Bangladesh–Netherlands relations
- Bangladesh: Netherlands

= Bangladesh–Netherlands relations =

Bangladesh–Netherlands relations refer to the bilateral relations between Bangladesh and Netherlands.

==History==
===Pre-1971===

From 1615 onwards, the Dutch East India Company traded with the Bengal Subah of the Mughal Empire. They set up trading posts across the cities and ports of Dacca, Sherpur and Rajshahi. After the company's liquidation, Bengal became a colony of the Kingdom of the Netherlands until 1825, when it was relinquished to the British according to the Anglo-Dutch Treaty of 1824.

===Post-1971===
Bangladesh and the Netherlands established diplomatic relations in 1971 after the Independence of Bangladesh. The Netherlands has supported Bangladesh through providing financial and technical aid to water resources and coastal management projects in Bangladesh. Both the countries are delta regions, Netherlands experience with coastal management was useful for coastal management of Bangladesh. In 1976 Netherlands supported the Delta Development Project. Bangladesh has a resident ambassador in the Netherlands. The Netherlands has a resident ambassador in Bangladesh and an embassy.

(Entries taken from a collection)
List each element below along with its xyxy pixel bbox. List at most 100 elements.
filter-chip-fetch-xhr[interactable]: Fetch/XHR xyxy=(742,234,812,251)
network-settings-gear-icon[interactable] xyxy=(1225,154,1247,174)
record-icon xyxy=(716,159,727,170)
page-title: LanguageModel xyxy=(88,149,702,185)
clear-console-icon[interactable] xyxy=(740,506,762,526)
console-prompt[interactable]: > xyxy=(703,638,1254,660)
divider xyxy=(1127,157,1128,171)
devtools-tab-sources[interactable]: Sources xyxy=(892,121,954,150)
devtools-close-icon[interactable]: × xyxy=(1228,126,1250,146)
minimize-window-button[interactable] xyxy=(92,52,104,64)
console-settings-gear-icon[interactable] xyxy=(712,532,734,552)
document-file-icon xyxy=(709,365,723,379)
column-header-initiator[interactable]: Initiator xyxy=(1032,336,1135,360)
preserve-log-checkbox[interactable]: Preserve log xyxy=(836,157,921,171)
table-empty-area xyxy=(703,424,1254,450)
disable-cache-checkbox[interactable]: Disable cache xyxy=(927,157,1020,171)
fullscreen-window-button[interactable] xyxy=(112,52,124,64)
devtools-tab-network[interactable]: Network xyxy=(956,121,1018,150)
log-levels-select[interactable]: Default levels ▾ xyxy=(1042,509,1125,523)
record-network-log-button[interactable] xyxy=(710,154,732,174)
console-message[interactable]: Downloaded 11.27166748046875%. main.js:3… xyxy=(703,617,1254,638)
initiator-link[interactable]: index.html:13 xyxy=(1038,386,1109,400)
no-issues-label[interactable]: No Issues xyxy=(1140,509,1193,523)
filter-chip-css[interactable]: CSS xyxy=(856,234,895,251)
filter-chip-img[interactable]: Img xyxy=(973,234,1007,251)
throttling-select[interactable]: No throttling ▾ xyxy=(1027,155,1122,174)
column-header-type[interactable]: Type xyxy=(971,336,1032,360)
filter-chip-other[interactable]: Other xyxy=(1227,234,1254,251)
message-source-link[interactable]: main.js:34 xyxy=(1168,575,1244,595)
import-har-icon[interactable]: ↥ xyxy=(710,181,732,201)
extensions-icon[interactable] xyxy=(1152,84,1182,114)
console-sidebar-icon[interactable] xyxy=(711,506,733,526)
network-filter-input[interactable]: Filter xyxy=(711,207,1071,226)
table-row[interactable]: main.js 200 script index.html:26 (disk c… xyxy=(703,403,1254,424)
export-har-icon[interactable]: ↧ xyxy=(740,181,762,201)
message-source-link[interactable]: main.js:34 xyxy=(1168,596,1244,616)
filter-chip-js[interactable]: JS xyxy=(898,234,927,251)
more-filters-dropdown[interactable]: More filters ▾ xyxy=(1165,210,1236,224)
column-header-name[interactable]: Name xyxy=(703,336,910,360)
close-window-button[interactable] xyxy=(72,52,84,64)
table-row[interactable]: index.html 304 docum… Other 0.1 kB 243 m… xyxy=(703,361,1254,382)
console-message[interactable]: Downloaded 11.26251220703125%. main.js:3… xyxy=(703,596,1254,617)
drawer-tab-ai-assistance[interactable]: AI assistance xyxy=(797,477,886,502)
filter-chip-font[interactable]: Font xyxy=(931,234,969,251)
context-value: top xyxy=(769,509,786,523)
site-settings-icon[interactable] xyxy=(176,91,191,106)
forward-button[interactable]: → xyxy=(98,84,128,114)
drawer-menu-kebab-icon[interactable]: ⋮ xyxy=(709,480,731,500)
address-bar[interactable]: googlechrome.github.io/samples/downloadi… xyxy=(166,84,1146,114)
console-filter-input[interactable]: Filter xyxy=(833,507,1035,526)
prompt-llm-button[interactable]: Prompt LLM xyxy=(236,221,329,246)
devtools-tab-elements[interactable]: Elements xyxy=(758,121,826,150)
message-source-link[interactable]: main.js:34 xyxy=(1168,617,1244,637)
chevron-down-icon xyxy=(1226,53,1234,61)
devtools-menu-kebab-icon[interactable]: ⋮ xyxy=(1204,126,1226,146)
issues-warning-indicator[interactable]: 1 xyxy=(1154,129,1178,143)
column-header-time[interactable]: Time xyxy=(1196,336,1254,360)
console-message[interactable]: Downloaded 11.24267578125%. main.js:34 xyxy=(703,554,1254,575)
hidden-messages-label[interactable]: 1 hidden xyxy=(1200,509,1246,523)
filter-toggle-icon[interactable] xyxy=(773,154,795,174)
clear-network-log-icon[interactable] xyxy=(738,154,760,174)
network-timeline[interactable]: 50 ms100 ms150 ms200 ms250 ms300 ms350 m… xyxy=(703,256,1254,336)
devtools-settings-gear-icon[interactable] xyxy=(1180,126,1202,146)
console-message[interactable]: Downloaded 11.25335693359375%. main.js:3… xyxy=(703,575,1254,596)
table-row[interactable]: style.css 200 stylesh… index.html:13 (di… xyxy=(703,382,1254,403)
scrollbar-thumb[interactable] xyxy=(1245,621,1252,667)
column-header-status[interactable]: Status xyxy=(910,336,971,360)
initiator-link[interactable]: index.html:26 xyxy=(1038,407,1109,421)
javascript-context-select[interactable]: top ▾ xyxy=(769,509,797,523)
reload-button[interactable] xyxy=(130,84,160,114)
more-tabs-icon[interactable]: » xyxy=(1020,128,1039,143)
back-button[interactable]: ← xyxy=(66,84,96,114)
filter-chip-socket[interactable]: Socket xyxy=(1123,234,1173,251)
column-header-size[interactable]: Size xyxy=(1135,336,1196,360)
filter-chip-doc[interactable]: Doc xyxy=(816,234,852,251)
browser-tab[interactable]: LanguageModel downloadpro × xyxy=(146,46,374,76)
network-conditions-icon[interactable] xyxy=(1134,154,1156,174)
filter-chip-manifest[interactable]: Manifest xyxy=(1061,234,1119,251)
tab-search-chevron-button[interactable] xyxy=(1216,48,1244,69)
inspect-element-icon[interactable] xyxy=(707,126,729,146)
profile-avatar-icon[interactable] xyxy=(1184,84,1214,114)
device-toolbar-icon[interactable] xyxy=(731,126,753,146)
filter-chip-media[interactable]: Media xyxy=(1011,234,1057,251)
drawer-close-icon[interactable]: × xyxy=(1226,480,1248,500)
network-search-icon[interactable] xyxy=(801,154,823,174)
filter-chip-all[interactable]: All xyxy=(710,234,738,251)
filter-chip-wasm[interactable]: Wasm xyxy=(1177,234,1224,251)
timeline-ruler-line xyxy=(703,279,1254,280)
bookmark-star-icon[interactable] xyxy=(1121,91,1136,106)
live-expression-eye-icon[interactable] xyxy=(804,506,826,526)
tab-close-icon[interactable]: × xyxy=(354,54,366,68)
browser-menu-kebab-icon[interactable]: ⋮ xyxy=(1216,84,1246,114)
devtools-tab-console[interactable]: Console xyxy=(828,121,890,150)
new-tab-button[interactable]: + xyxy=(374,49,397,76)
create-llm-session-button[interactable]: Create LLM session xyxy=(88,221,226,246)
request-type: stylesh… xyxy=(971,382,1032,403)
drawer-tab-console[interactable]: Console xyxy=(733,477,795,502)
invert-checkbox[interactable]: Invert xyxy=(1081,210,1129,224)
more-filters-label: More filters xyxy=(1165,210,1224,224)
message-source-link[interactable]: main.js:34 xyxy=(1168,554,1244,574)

> _Requirements_
1. Answer these from the article on Bangladesh–Netherlands relations:
(a) From what year did the Dutch East India Company trade with the Bengal Subah?
(b) In what year did the two countries establish diplomatic relations?
(c) Which project did the Netherlands support in 1976?
2. Set down, word for word, everything in the article on Bangladesh–Netherlands relations from "From 1615 onwards, the" down to "Treaty of 1824.".
3. Carry the article on Bangladesh–Netherlands relations further, picking up after its final sentence.

> _Responses by task_
1.
(a) 1615
(b) 1971
(c) The Delta Development Project

2.
From 1615 onwards, the Dutch East India Company traded with the Bengal Subah of the Mughal Empire. They set up trading posts across the cities and ports of Dacca, Sherpur and Rajshahi. After the company's liquidation, Bengal became a colony of the Kingdom of the Netherlands until 1825, when it was relinquished to the British according to the Anglo-Dutch Treaty of 1824.

3.
==Economic relations==
Bangladesh's largest export to the Netherlands is textiles with 85% share of the total exports. The next largest export commodity is frozen foods. In 2016 the Dutch Bangla Chamber of Commerce and Industry organized the Dutch-Bangla EXPO 2016 in Amsterdam. The Netherlands is one of the largest source of foreign investment in Bangladesh. There are 70 Dutch companies operating in Bangladesh.
==Resident diplomatic missions==
- Bangladesh has an embassy in The Hague.
- The Netherlands has an embassy in Dhaka.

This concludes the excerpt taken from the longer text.